**Records shown:**
↓
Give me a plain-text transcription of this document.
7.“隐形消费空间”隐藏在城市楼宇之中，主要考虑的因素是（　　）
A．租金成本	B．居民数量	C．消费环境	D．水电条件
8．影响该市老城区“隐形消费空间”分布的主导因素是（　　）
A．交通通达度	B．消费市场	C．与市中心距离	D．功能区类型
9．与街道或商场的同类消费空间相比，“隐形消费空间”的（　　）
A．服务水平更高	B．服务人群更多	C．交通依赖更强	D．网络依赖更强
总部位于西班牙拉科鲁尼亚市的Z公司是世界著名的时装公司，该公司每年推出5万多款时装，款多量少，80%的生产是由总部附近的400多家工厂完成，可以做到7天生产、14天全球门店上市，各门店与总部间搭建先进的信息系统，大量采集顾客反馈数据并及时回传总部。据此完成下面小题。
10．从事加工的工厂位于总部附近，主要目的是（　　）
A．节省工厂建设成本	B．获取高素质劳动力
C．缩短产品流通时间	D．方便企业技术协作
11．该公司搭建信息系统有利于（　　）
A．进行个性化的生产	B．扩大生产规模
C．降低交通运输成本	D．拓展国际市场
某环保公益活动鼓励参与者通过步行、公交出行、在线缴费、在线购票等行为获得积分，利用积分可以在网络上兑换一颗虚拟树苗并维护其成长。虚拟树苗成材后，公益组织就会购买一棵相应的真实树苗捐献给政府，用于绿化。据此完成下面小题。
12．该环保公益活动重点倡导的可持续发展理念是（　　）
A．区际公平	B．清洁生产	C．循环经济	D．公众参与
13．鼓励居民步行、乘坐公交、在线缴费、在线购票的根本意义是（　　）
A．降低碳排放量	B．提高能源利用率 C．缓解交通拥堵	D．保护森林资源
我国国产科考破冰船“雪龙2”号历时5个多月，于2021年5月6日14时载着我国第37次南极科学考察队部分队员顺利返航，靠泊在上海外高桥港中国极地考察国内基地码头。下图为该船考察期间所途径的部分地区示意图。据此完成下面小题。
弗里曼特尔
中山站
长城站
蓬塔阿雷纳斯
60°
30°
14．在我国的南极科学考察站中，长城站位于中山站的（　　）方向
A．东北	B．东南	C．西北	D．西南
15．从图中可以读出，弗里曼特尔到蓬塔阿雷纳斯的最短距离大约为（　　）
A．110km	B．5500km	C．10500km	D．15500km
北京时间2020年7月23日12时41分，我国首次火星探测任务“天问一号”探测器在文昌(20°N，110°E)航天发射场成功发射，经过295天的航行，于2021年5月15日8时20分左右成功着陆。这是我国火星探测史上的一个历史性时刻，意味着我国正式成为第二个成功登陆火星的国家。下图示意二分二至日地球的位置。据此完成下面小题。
↑
**Written task:** Copy out the whole listing exactly.

**Answer for this exercise:**
Give me a plain-text transcription of this document.
7.“隐形消费空间”隐藏在城市楼宇之中，主要考虑的因素是（　　）
A．租金成本	B．居民数量	C．消费环境	D．水电条件
8．影响该市老城区“隐形消费空间”分布的主导因素是（　　）
A．交通通达度	B．消费市场	C．与市中心距离	D．功能区类型
9．与街道或商场的同类消费空间相比，“隐形消费空间”的（　　）
A．服务水平更高	B．服务人群更多	C．交通依赖更强	D．网络依赖更强
总部位于西班牙拉科鲁尼亚市的Z公司是世界著名的时装公司，该公司每年推出5万多款时装，款多量少，80%的生产是由总部附近的400多家工厂完成，可以做到7天生产、14天全球门店上市，各门店与总部间搭建先进的信息系统，大量采集顾客反馈数据并及时回传总部。据此完成下面小题。
10．从事加工的工厂位于总部附近，主要目的是（　　）
A．节省工厂建设成本	B．获取高素质劳动力
C．缩短产品流通时间	D．方便企业技术协作
11．该公司搭建信息系统有利于（　　）
A．进行个性化的生产	B．扩大生产规模
C．降低交通运输成本	D．拓展国际市场
某环保公益活动鼓励参与者通过步行、公交出行、在线缴费、在线购票等行为获得积分，利用积分可以在网络上兑换一颗虚拟树苗并维护其成长。虚拟树苗成材后，公益组织就会购买一棵相应的真实树苗捐献给政府，用于绿化。据此完成下面小题。
12．该环保公益活动重点倡导的可持续发展理念是（　　）
A．区际公平	B．清洁生产	C．循环经济	D．公众参与
13．鼓励居民步行、乘坐公交、在线缴费、在线购票的根本意义是（　　）
A．降低碳排放量	B．提高能源利用率 C．缓解交通拥堵	D．保护森林资源
我国国产科考破冰船“雪龙2”号历时5个多月，于2021年5月6日14时载着我国第37次南极科学考察队部分队员顺利返航，靠泊在上海外高桥港中国极地考察国内基地码头。下图为该船考察期间所途径的部分地区示意图。据此完成下面小题。
弗里曼特尔
中山站
长城站
蓬塔阿雷纳斯
60°
30°
14．在我国的南极科学考察站中，长城站位于中山站的（　　）方向
A．东北	B．东南	C．西北	D．西南
15．从图中可以读出，弗里曼特尔到蓬塔阿雷纳斯的最短距离大约为（　　）
A．110km	B．5500km	C．10500km	D．15500km
北京时间2020年7月23日12时41分，我国首次火星探测任务“天问一号”探测器在文昌(20°N，110°E)航天发射场成功发射，经过295天的航行，于2021年5月15日8时20分左右成功着陆。这是我国火星探测史上的一个历史性时刻，意味着我国正式成为第二个成功登陆火星的国家。下图示意二分二至日地球的位置。据此完成下面小题。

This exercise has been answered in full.